Lines of data

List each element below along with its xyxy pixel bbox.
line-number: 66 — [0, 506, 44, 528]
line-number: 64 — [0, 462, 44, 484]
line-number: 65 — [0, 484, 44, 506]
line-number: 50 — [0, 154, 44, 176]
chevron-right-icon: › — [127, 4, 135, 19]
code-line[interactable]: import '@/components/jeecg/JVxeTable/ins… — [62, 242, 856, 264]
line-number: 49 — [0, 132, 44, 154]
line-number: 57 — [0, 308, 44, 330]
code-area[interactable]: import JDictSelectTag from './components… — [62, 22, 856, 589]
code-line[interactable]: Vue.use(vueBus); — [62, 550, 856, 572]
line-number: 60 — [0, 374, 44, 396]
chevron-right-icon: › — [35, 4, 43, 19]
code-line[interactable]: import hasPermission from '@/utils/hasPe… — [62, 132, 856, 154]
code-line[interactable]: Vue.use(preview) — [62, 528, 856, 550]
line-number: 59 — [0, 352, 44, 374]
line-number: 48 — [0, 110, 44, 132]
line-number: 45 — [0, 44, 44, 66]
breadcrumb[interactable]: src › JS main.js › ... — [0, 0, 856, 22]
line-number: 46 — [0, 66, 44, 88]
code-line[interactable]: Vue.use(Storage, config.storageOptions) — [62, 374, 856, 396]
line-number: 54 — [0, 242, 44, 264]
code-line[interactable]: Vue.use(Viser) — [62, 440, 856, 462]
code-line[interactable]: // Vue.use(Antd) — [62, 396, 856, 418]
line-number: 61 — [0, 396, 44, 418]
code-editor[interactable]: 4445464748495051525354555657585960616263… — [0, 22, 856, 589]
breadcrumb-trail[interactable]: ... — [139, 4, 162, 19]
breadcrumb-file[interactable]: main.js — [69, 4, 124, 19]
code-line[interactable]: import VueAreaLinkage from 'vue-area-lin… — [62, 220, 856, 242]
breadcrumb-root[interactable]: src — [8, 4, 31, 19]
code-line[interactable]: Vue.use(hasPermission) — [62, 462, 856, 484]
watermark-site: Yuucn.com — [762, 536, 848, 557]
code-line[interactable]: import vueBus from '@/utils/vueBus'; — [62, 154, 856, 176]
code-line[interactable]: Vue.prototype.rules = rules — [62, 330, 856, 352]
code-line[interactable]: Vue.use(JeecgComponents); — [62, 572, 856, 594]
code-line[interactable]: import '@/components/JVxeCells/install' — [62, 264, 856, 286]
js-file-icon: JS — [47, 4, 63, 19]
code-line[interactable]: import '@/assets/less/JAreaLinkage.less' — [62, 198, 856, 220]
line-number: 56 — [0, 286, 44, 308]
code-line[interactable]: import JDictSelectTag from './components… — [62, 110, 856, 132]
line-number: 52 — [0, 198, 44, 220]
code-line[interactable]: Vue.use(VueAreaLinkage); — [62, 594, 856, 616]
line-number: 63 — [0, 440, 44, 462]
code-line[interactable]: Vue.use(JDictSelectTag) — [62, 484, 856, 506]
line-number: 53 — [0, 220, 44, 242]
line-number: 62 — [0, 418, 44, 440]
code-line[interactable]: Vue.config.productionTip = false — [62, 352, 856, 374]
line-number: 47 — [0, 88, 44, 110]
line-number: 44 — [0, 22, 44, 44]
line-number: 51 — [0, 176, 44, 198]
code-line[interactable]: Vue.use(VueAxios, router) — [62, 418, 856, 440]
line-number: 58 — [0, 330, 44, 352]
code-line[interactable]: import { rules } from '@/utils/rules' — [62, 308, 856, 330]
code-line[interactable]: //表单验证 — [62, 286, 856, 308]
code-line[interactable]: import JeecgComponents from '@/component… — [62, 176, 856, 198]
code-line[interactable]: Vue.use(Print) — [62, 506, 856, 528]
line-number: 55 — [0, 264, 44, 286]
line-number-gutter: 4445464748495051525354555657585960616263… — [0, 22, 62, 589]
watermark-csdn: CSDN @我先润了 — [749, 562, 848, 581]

WRITTEN EXERCISE >> Rewrite the material above with every "code-line" changed to "source-line", keeping everything else the same.

SOLUTION BELOW >>
List each element below along with its xyxy pixel bbox.
line-number: 66 — [0, 506, 44, 528]
line-number: 64 — [0, 462, 44, 484]
line-number: 65 — [0, 484, 44, 506]
line-number: 50 — [0, 154, 44, 176]
chevron-right-icon: › — [127, 4, 135, 19]
source-line[interactable]: import '@/components/jeecg/JVxeTable/ins… — [62, 242, 856, 264]
line-number: 49 — [0, 132, 44, 154]
line-number: 57 — [0, 308, 44, 330]
code-area[interactable]: import JDictSelectTag from './components… — [62, 22, 856, 589]
source-line[interactable]: Vue.use(vueBus); — [62, 550, 856, 572]
line-number: 60 — [0, 374, 44, 396]
chevron-right-icon: › — [35, 4, 43, 19]
source-line[interactable]: import hasPermission from '@/utils/hasPe… — [62, 132, 856, 154]
source-line[interactable]: Vue.use(preview) — [62, 528, 856, 550]
line-number: 59 — [0, 352, 44, 374]
line-number: 48 — [0, 110, 44, 132]
line-number: 45 — [0, 44, 44, 66]
breadcrumb[interactable]: src › JS main.js › ... — [0, 0, 856, 22]
line-number: 46 — [0, 66, 44, 88]
source-line[interactable]: Vue.use(Storage, config.storageOptions) — [62, 374, 856, 396]
line-number: 54 — [0, 242, 44, 264]
source-line[interactable]: Vue.use(Viser) — [62, 440, 856, 462]
source-line[interactable]: // Vue.use(Antd) — [62, 396, 856, 418]
line-number: 61 — [0, 396, 44, 418]
code-editor[interactable]: 4445464748495051525354555657585960616263… — [0, 22, 856, 589]
breadcrumb-trail[interactable]: ... — [139, 4, 162, 19]
breadcrumb-file[interactable]: main.js — [69, 4, 124, 19]
source-line[interactable]: import VueAreaLinkage from 'vue-area-lin… — [62, 220, 856, 242]
breadcrumb-root[interactable]: src — [8, 4, 31, 19]
source-line[interactable]: Vue.use(hasPermission) — [62, 462, 856, 484]
watermark-site: Yuucn.com — [762, 536, 848, 557]
source-line[interactable]: import vueBus from '@/utils/vueBus'; — [62, 154, 856, 176]
source-line[interactable]: Vue.prototype.rules = rules — [62, 330, 856, 352]
source-line[interactable]: Vue.use(JeecgComponents); — [62, 572, 856, 594]
source-line[interactable]: import '@/components/JVxeCells/install' — [62, 264, 856, 286]
js-file-icon: JS — [47, 4, 63, 19]
source-line[interactable]: import '@/assets/less/JAreaLinkage.less' — [62, 198, 856, 220]
line-number: 56 — [0, 286, 44, 308]
source-line[interactable]: import JDictSelectTag from './components… — [62, 110, 856, 132]
line-number: 52 — [0, 198, 44, 220]
source-line[interactable]: Vue.use(VueAreaLinkage); — [62, 594, 856, 616]
line-number: 63 — [0, 440, 44, 462]
source-line[interactable]: Vue.use(JDictSelectTag) — [62, 484, 856, 506]
line-number: 53 — [0, 220, 44, 242]
line-number: 62 — [0, 418, 44, 440]
source-line[interactable]: Vue.config.productionTip = false — [62, 352, 856, 374]
line-number: 47 — [0, 88, 44, 110]
line-number: 44 — [0, 22, 44, 44]
line-number: 51 — [0, 176, 44, 198]
source-line[interactable]: Vue.use(VueAxios, router) — [62, 418, 856, 440]
line-number: 58 — [0, 330, 44, 352]
source-line[interactable]: import { rules } from '@/utils/rules' — [62, 308, 856, 330]
source-line[interactable]: //表单验证 — [62, 286, 856, 308]
source-line[interactable]: import JeecgComponents from '@/component… — [62, 176, 856, 198]
source-line[interactable]: Vue.use(Print) — [62, 506, 856, 528]
line-number: 55 — [0, 264, 44, 286]
line-number-gutter: 4445464748495051525354555657585960616263… — [0, 22, 62, 589]
watermark-csdn: CSDN @我先润了 — [749, 562, 848, 581]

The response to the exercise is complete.